YOUR GOAL — Each entry below is to be given again word for word, with no pictures.

=== MATERIAL FOR THIS EXERCISE ===

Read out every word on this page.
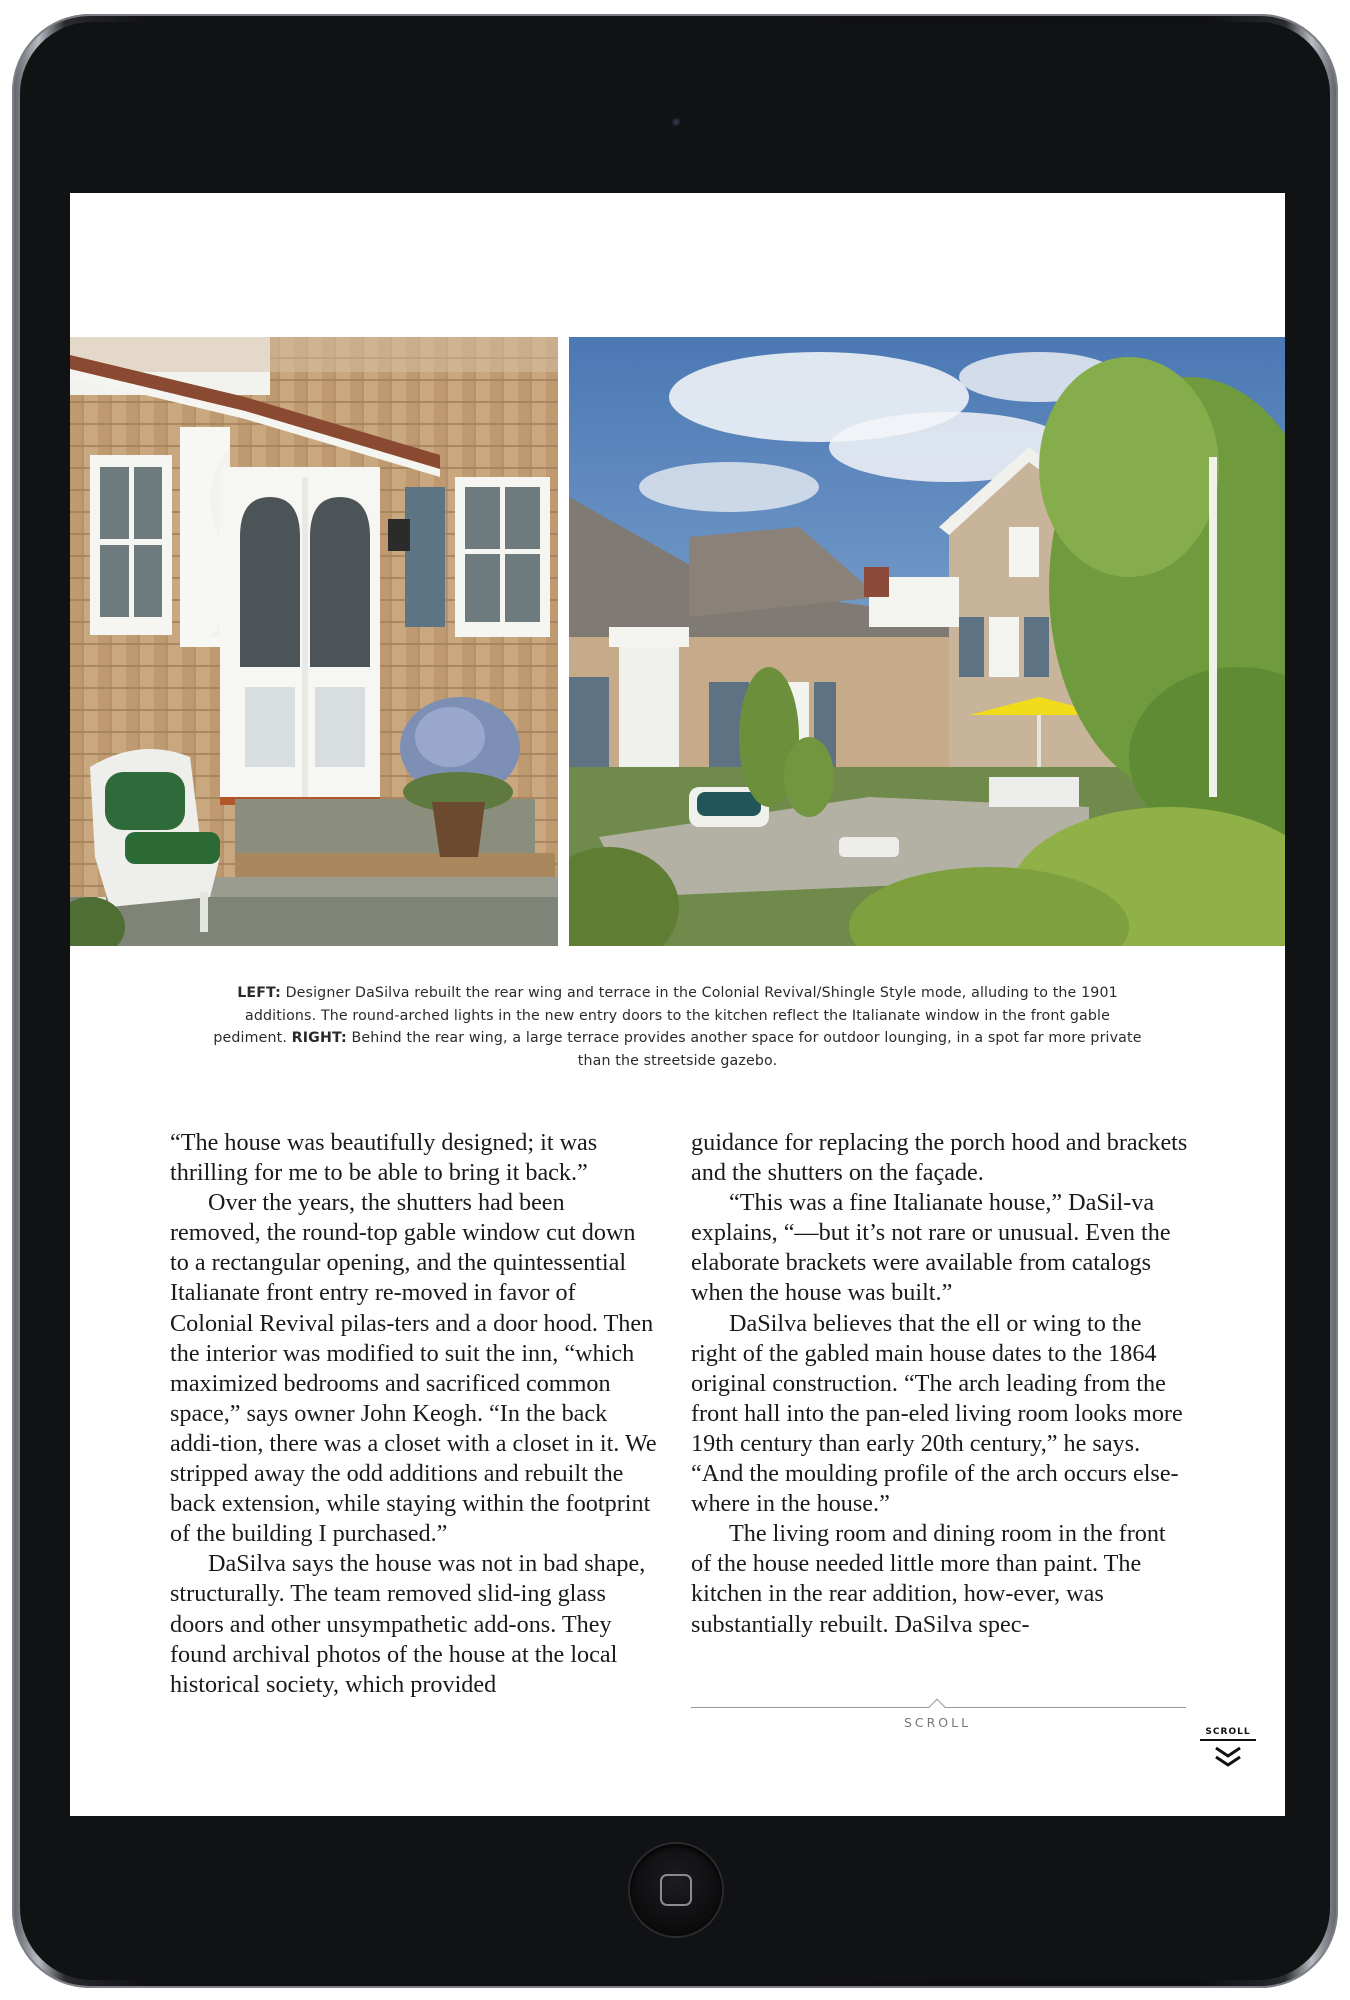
LEFT: Designer DaSilva rebuilt the rear wing and terrace in the Colonial Revival/Shingle Style mode, alluding to the 1901 additions. The round-arched lights in the new entry doors to the kitchen reflect the Italianate window in the front gable pediment. RIGHT: Behind the rear wing, a large terrace provides another space for outdoor lounging, in a spot far more private than the streetside gazebo.

“The house was beautifully designed; it was thrilling for me to be able to bring it back.”
Over the years, the shutters had been removed, the round-top gable window cut down to a rectangular opening, and the quintessential Italianate front entry re-moved in favor of Colonial Revival pilas-ters and a door hood. Then the interior was modified to suit the inn, “which maximized bedrooms and sacrificed common space,” says owner John Keogh. “In the back addi-tion, there was a closet with a closet in it. We stripped away the odd additions and rebuilt the back extension, while staying within the footprint of the building I purchased.”
DaSilva says the house was not in bad shape, structurally. The team removed slid-ing glass doors and other unsympathetic add-ons. They found archival photos of the house at the local historical society, which provided
guidance for replacing the porch hood and brackets and the shutters on the façade.
“This was a fine Italianate house,” DaSil-va explains, “—but it’s not rare or unusual. Even the elaborate brackets were available from catalogs when the house was built.”
DaSilva believes that the ell or wing to the right of the gabled main house dates to the 1864 original construction. “The arch leading from the front hall into the pan-eled living room looks more 19th century than early 20th century,” he says. “And the moulding profile of the arch occurs else-where in the house.”
The living room and dining room in the front of the house needed little more than paint. The kitchen in the rear addition, how-ever, was substantially rebuilt. DaSilva spec-
SCROLL
SCROLL
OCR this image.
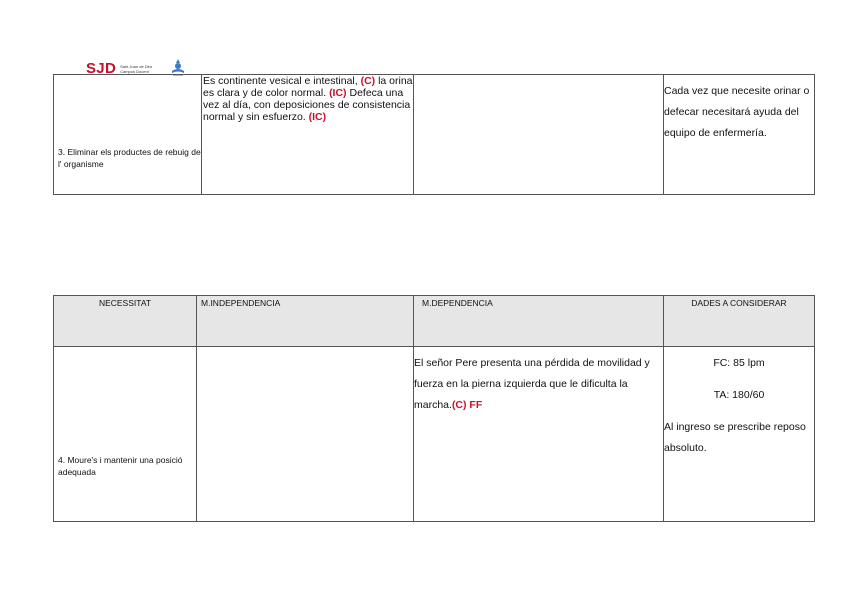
SJD Sant Joan de Déu Campus Docent
3. Eliminar els productes de rebuig de l' organisme	Es continente vesical e intestinal, (C) la orina es clara y de color normal. (IC) Defeca una vez al día, con deposiciones de consistencia normal y sin esfuerzo. (IC)		Cada vez que necesite orinar o defecar necesitará ayuda del equipo de enfermería.
NECESSITAT	M.INDEPENDENCIA	M.DEPENDENCIA	DADES A CONSIDERAR
4. Moure's i mantenir una posició adequada		El señor Pere presenta una pérdida de movilidad y fuerza en la pierna izquierda que le dificulta la marcha.(C) FF	FC: 85 lpm
TA: 180/60
Al ingreso se prescribe reposo absoluto.
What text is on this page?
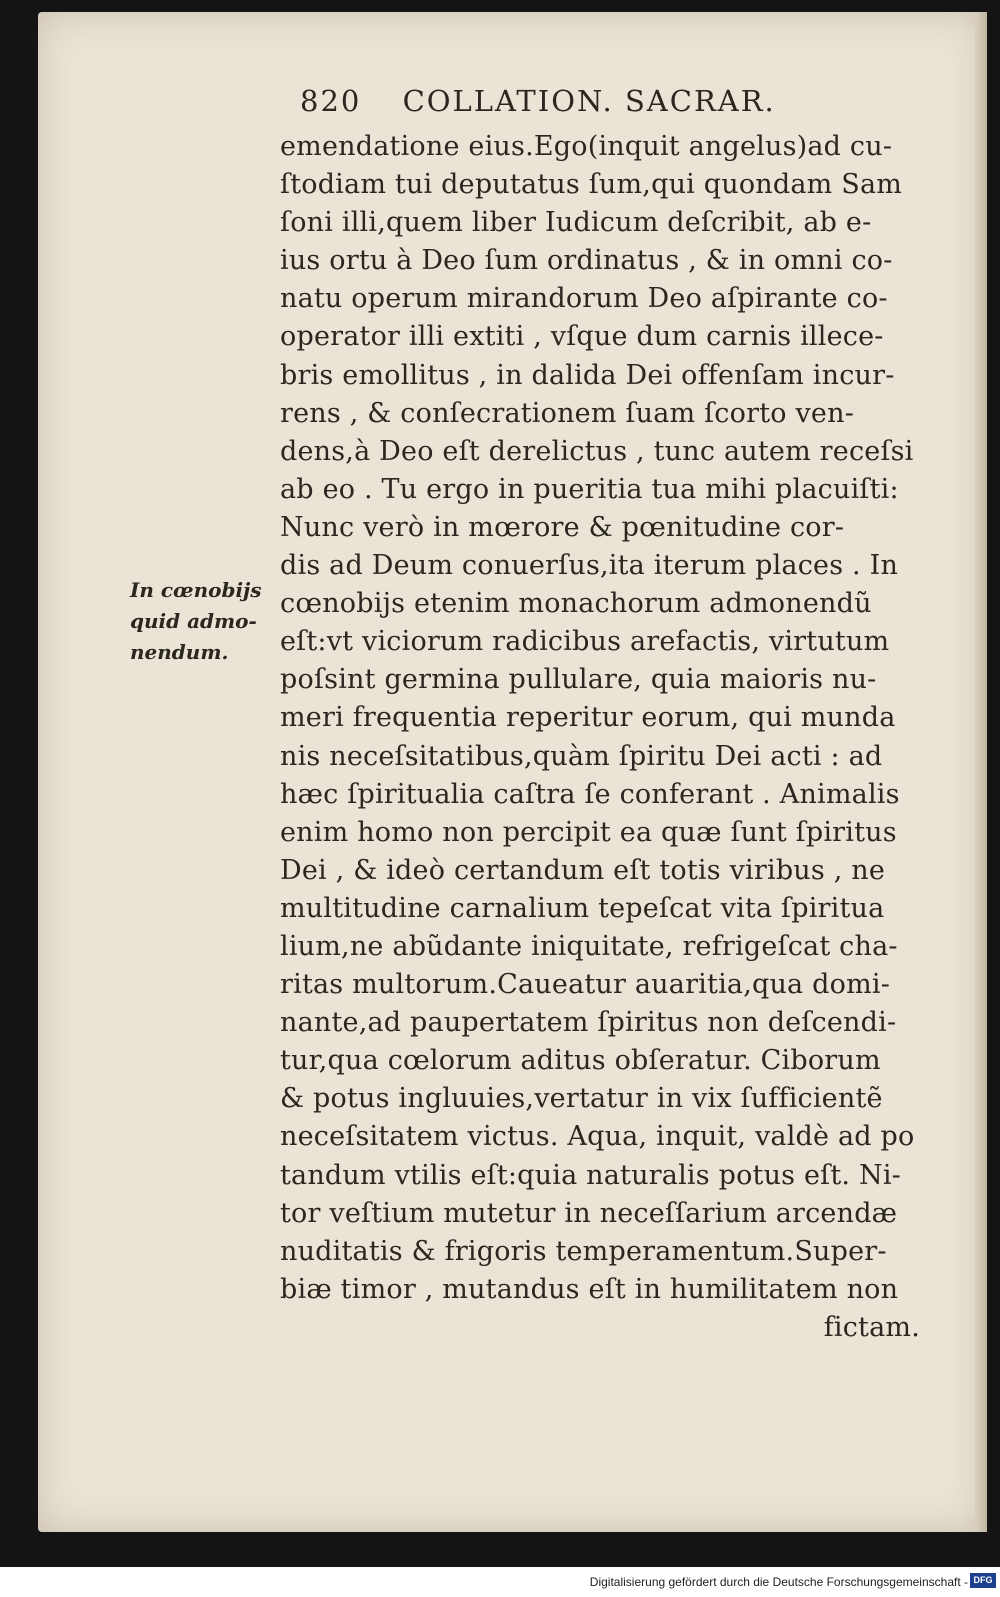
820 COLLATION. SACRAR.
In cœnobijs
quid admo-
nendum.
emendatione eius.Ego(inquit angelus)ad cu-
ſtodiam tui deputatus ſum,qui quondam Sam
ſoni illi,quem liber Iudicum deſcribit, ab e-
ius ortu à Deo ſum ordinatus , & in omni co-
natu operum mirandorum Deo aſpirante co-
operator illi extiti , vſque dum carnis illece-
bris emollitus , in dalida Dei offenſam incur-
rens , & conſecrationem ſuam ſcorto ven-
dens,à Deo eſt derelictus , tunc autem receſsi
ab eo . Tu ergo in pueritia tua mihi placuiſti:
Nunc verò in mœrore & pœnitudine cor-
dis ad Deum conuerſus,ita iterum places . In
cœnobijs etenim monachorum admonendũ
eſt:vt viciorum radicibus arefactis, virtutum
poſsint germina pullulare, quia maioris nu-
meri frequentia reperitur eorum, qui munda
nis neceſsitatibus,quàm ſpiritu Dei acti : ad
hæc ſpiritualia caſtra ſe conferant . Animalis
enim homo non percipit ea quæ ſunt ſpiritus
Dei , & ideò certandum eſt totis viribus , ne
multitudine carnalium tepeſcat vita ſpiritua
lium,ne abũdante iniquitate, refrigeſcat cha-
ritas multorum.Caueatur auaritia,qua domi-
nante,ad paupertatem ſpiritus non deſcendi-
tur,qua cœlorum aditus obſeratur. Ciborum
& potus ingluuies,vertatur in vix ſufficientẽ
neceſsitatem victus. Aqua, inquit, valdè ad po
tandum vtilis eſt:quia naturalis potus eſt. Ni-
tor veſtium mutetur in neceſſarium arcendæ
nuditatis & frigoris temperamentum.Super-
biæ timor , mutandus eſt in humilitatem non
fictam.
Digitalisierung gefördert durch die Deutsche Forschungsgemeinschaft - DFG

===

EXERCISE ANSWER —
Read out every word on this page.
LEFT: Designer DaSilva rebuilt the rear wing and terrace in the Colonial Revival/Shingle Style mode, alluding to the 1901 additions. The round-arched lights in the new entry doors to the kitchen reflect the Italianate window in the front gable pediment. RIGHT: Behind the rear wing, a large terrace provides another space for outdoor lounging, in a spot far more private than the streetside gazebo.

“The house was beautifully designed; it was thrilling for me to be able to bring it back.”
Over the years, the shutters had been removed, the round-top gable window cut down to a rectangular opening, and the quintessential Italianate front entry re-moved in favor of Colonial Revival pilas-ters and a door hood. Then the interior was modified to suit the inn, “which maximized bedrooms and sacrificed common space,” says owner John Keogh. “In the back addi-tion, there was a closet with a closet in it. We stripped away the odd additions and rebuilt the back extension, while staying within the footprint of the building I purchased.”
DaSilva says the house was not in bad shape, structurally. The team removed slid-ing glass doors and other unsympathetic add-ons. They found archival photos of the house at the local historical society, which provided
guidance for replacing the porch hood and brackets and the shutters on the façade.
“This was a fine Italianate house,” DaSil-va explains, “—but it’s not rare or unusual. Even the elaborate brackets were available from catalogs when the house was built.”
DaSilva believes that the ell or wing to the right of the gabled main house dates to the 1864 original construction. “The arch leading from the front hall into the pan-eled living room looks more 19th century than early 20th century,” he says. “And the moulding profile of the arch occurs else-where in the house.”
The living room and dining room in the front of the house needed little more than paint. The kitchen in the rear addition, how-ever, was substantially rebuilt. DaSilva spec-
SCROLL
SCROLL
OCR this image.
SJD Sant Joan de Déu Campus Docent
3. Eliminar els productes de rebuig de l' organisme	Es continente vesical e intestinal, (C) la orina es clara y de color normal. (IC) Defeca una vez al día, con deposiciones de consistencia normal y sin esfuerzo. (IC)		Cada vez que necesite orinar o defecar necesitará ayuda del equipo de enfermería.
NECESSITAT	M.INDEPENDENCIA	M.DEPENDENCIA	DADES A CONSIDERAR
4. Moure's i mantenir una posició adequada		El señor Pere presenta una pérdida de movilidad y fuerza en la pierna izquierda que le dificulta la marcha.(C) FF	FC: 85 lpm
TA: 180/60
Al ingreso se prescribe reposo absoluto.
What text is on this page?
820 COLLATION. SACRAR.
In cœnobijs
quid admo-
nendum.
emendatione eius.Ego(inquit angelus)ad cu-
ſtodiam tui deputatus ſum,qui quondam Sam
ſoni illi,quem liber Iudicum deſcribit, ab e-
ius ortu à Deo ſum ordinatus , & in omni co-
natu operum mirandorum Deo aſpirante co-
operator illi extiti , vſque dum carnis illece-
bris emollitus , in dalida Dei offenſam incur-
rens , & conſecrationem ſuam ſcorto ven-
dens,à Deo eſt derelictus , tunc autem receſsi
ab eo . Tu ergo in pueritia tua mihi placuiſti:
Nunc verò in mœrore & pœnitudine cor-
dis ad Deum conuerſus,ita iterum places . In
cœnobijs etenim monachorum admonendũ
eſt:vt viciorum radicibus arefactis, virtutum
poſsint germina pullulare, quia maioris nu-
meri frequentia reperitur eorum, qui munda
nis neceſsitatibus,quàm ſpiritu Dei acti : ad
hæc ſpiritualia caſtra ſe conferant . Animalis
enim homo non percipit ea quæ ſunt ſpiritus
Dei , & ideò certandum eſt totis viribus , ne
multitudine carnalium tepeſcat vita ſpiritua
lium,ne abũdante iniquitate, refrigeſcat cha-
ritas multorum.Caueatur auaritia,qua domi-
nante,ad paupertatem ſpiritus non deſcendi-
tur,qua cœlorum aditus obſeratur. Ciborum
& potus ingluuies,vertatur in vix ſufficientẽ
neceſsitatem victus. Aqua, inquit, valdè ad po
tandum vtilis eſt:quia naturalis potus eſt. Ni-
tor veſtium mutetur in neceſſarium arcendæ
nuditatis & frigoris temperamentum.Super-
biæ timor , mutandus eſt in humilitatem non
fictam.
Digitalisierung gefördert durch die Deutsche Forschungsgemeinschaft - DFG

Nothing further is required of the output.